> Data listing

========================================

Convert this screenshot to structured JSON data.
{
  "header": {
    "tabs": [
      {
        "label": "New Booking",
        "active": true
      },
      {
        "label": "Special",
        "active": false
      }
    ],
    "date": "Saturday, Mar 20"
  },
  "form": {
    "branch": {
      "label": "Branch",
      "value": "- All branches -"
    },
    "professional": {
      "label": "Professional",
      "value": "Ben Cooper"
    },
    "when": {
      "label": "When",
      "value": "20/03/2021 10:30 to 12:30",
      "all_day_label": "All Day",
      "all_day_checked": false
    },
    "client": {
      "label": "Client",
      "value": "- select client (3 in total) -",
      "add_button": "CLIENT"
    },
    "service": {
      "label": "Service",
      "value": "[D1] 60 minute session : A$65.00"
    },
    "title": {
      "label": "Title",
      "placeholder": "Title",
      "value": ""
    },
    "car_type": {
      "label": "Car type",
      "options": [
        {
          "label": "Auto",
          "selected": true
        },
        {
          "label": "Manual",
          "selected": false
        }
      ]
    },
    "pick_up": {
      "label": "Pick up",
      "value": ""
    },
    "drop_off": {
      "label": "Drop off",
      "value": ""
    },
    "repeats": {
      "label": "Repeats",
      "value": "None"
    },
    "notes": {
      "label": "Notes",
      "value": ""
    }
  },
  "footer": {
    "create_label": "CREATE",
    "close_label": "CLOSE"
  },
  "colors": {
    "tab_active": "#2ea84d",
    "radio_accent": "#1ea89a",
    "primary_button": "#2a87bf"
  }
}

========================================

> Short exercise
Word for word, write out all of the data above.

> Exercise answer
Convert this screenshot to structured JSON data.
{
  "header": {
    "tabs": [
      {
        "label": "New Booking",
        "active": true
      },
      {
        "label": "Special",
        "active": false
      }
    ],
    "date": "Saturday, Mar 20"
  },
  "form": {
    "branch": {
      "label": "Branch",
      "value": "- All branches -"
    },
    "professional": {
      "label": "Professional",
      "value": "Ben Cooper"
    },
    "when": {
      "label": "When",
      "value": "20/03/2021 10:30 to 12:30",
      "all_day_label": "All Day",
      "all_day_checked": false
    },
    "client": {
      "label": "Client",
      "value": "- select client (3 in total) -",
      "add_button": "CLIENT"
    },
    "service": {
      "label": "Service",
      "value": "[D1] 60 minute session : A$65.00"
    },
    "title": {
      "label": "Title",
      "placeholder": "Title",
      "value": ""
    },
    "car_type": {
      "label": "Car type",
      "options": [
        {
          "label": "Auto",
          "selected": true
        },
        {
          "label": "Manual",
          "selected": false
        }
      ]
    },
    "pick_up": {
      "label": "Pick up",
      "value": ""
    },
    "drop_off": {
      "label": "Drop off",
      "value": ""
    },
    "repeats": {
      "label": "Repeats",
      "value": "None"
    },
    "notes": {
      "label": "Notes",
      "value": ""
    }
  },
  "footer": {
    "create_label": "CREATE",
    "close_label": "CLOSE"
  },
  "colors": {
    "tab_active": "#2ea84d",
    "radio_accent": "#1ea89a",
    "primary_button": "#2a87bf"
  }
}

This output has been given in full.